- **TASK TO CARRY OUT**
Write the data out again, exactly as given.

- **LISTED RECORDS**
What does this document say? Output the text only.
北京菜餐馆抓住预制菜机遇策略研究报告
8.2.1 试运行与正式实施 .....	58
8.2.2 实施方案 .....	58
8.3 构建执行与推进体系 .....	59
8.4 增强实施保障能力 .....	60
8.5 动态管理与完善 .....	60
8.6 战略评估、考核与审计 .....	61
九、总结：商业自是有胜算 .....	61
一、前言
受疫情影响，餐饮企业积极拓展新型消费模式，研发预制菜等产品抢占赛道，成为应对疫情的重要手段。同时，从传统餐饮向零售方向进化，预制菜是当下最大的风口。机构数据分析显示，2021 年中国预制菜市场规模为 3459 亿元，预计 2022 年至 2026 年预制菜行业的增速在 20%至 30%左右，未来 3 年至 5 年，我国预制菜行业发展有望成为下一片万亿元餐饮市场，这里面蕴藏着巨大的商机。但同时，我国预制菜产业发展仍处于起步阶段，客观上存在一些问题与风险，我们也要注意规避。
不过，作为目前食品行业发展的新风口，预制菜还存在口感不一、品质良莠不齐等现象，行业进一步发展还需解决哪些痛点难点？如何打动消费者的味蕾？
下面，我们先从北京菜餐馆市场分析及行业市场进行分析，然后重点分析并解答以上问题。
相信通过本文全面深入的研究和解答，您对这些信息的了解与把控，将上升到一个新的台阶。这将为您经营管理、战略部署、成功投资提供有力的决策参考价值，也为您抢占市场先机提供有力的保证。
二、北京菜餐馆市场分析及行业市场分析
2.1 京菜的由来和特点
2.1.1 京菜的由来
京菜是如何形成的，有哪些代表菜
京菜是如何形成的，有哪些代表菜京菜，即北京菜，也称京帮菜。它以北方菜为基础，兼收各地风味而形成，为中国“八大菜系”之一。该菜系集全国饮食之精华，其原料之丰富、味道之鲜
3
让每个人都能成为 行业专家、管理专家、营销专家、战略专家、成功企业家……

- **WRITTEN RESPONSE**
What does this document say? Output the text only.
北京菜餐馆抓住预制菜机遇策略研究报告
8.2.1 试运行与正式实施 .....	58
8.2.2 实施方案 .....	58
8.3 构建执行与推进体系 .....	59
8.4 增强实施保障能力 .....	60
8.5 动态管理与完善 .....	60
8.6 战略评估、考核与审计 .....	61
九、总结：商业自是有胜算 .....	61
一、前言
受疫情影响，餐饮企业积极拓展新型消费模式，研发预制菜等产品抢占赛道，成为应对疫情的重要手段。同时，从传统餐饮向零售方向进化，预制菜是当下最大的风口。机构数据分析显示，2021 年中国预制菜市场规模为 3459 亿元，预计 2022 年至 2026 年预制菜行业的增速在 20%至 30%左右，未来 3 年至 5 年，我国预制菜行业发展有望成为下一片万亿元餐饮市场，这里面蕴藏着巨大的商机。但同时，我国预制菜产业发展仍处于起步阶段，客观上存在一些问题与风险，我们也要注意规避。
不过，作为目前食品行业发展的新风口，预制菜还存在口感不一、品质良莠不齐等现象，行业进一步发展还需解决哪些痛点难点？如何打动消费者的味蕾？
下面，我们先从北京菜餐馆市场分析及行业市场进行分析，然后重点分析并解答以上问题。
相信通过本文全面深入的研究和解答，您对这些信息的了解与把控，将上升到一个新的台阶。这将为您经营管理、战略部署、成功投资提供有力的决策参考价值，也为您抢占市场先机提供有力的保证。
二、北京菜餐馆市场分析及行业市场分析
2.1 京菜的由来和特点
2.1.1 京菜的由来
京菜是如何形成的，有哪些代表菜
京菜是如何形成的，有哪些代表菜京菜，即北京菜，也称京帮菜。它以北方菜为基础，兼收各地风味而形成，为中国“八大菜系”之一。该菜系集全国饮食之精华，其原料之丰富、味道之鲜
3
让每个人都能成为 行业专家、管理专家、营销专家、战略专家、成功企业家……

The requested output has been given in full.